## begin

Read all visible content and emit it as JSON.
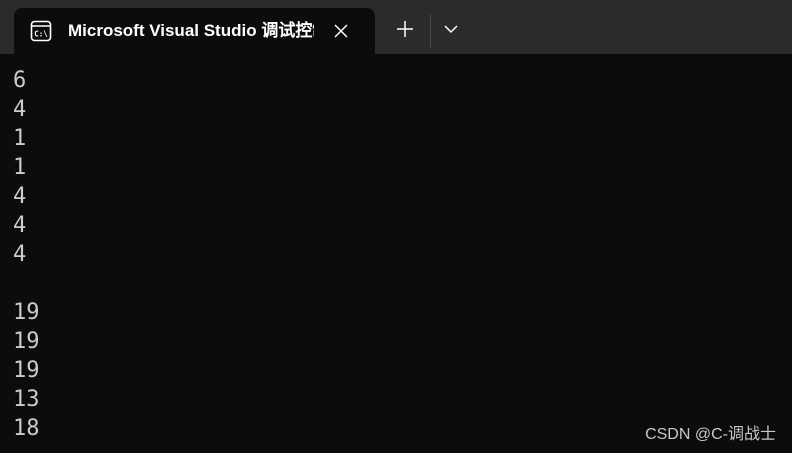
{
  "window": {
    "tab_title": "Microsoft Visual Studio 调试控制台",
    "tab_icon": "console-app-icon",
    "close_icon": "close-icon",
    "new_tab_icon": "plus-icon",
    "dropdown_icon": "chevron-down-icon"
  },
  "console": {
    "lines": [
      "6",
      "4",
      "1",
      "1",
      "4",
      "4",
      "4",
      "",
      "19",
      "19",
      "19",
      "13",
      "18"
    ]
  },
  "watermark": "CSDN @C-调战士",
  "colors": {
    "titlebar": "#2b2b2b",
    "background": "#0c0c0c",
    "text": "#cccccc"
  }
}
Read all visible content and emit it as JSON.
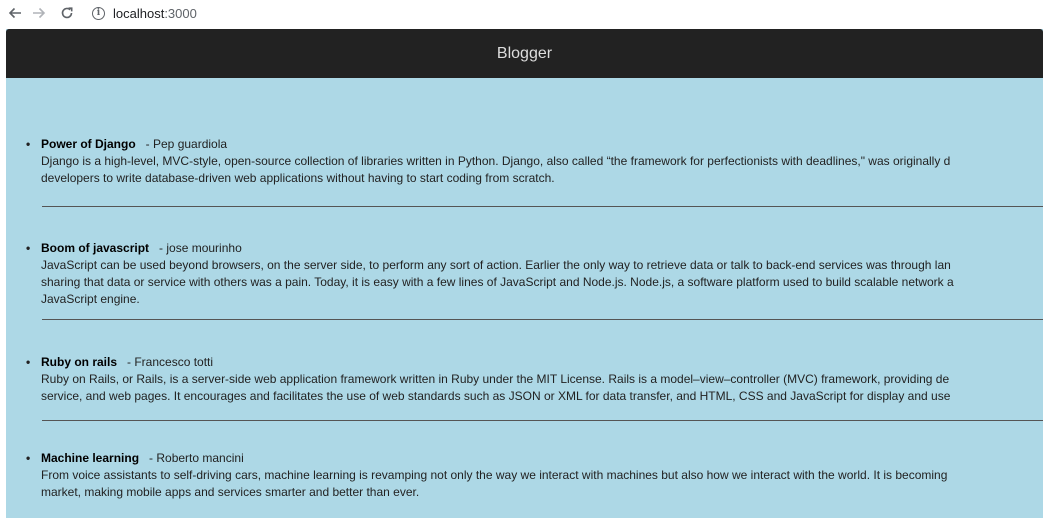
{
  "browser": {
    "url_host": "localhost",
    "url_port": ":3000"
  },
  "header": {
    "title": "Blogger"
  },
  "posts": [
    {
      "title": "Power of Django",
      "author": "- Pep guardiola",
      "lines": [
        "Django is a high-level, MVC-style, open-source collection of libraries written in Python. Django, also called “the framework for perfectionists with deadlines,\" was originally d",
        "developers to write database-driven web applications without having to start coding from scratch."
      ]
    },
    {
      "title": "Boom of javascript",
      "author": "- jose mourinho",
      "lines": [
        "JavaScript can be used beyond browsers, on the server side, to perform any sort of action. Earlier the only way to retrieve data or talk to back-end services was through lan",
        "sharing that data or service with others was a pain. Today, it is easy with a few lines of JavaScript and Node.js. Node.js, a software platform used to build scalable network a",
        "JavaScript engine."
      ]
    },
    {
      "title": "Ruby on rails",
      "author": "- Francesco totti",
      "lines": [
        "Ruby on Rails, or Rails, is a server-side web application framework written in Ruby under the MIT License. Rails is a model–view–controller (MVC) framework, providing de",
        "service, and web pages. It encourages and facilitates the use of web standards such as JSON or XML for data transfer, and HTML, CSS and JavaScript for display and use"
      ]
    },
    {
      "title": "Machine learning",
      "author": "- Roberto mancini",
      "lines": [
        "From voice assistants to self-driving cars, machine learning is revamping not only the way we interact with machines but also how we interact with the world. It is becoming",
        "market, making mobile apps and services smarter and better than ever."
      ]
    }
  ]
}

## end
## begin

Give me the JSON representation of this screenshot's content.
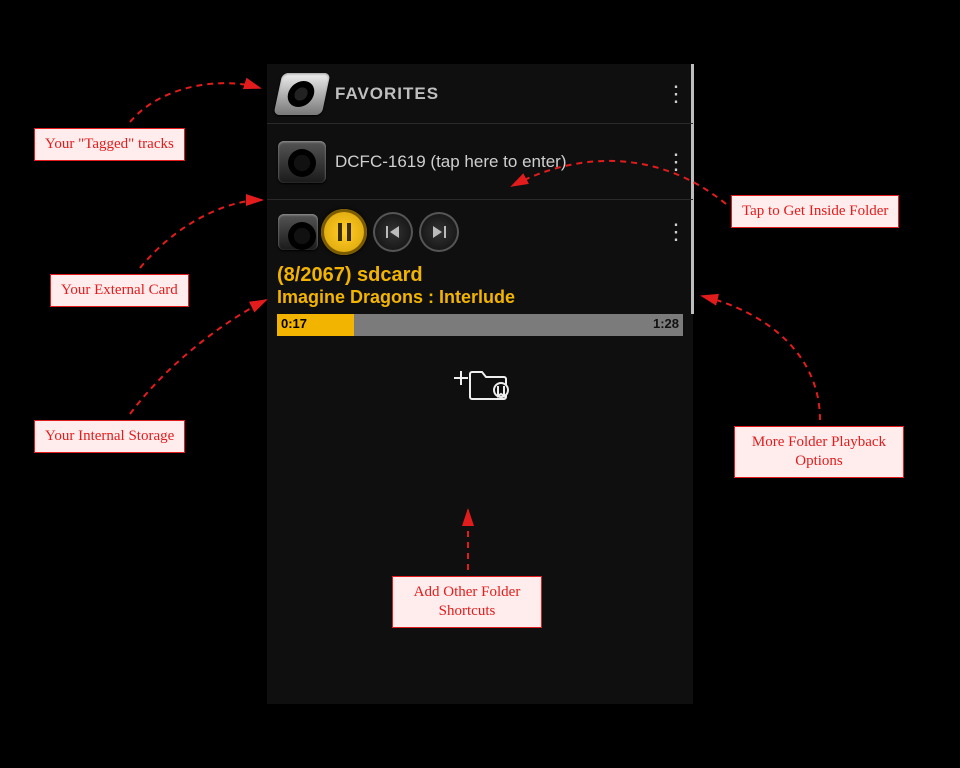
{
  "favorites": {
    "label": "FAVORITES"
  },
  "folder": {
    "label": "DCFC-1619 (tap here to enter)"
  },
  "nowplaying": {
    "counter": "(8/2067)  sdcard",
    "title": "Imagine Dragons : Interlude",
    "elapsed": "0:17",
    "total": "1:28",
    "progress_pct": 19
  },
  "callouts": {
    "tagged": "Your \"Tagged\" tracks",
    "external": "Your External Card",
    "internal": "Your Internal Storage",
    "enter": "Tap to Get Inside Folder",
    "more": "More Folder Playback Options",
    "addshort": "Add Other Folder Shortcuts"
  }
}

## end

▶ **Aim**
Copy out every line holding the string "Ruby".

▶ **Problem solution**
      "title": "Ruby on rails",
        "Ruby on Rails, or Rails, is a server-side web application framework written in Ruby under the MIT License. Rails is a model–view–controller (MVC) framework, providing de",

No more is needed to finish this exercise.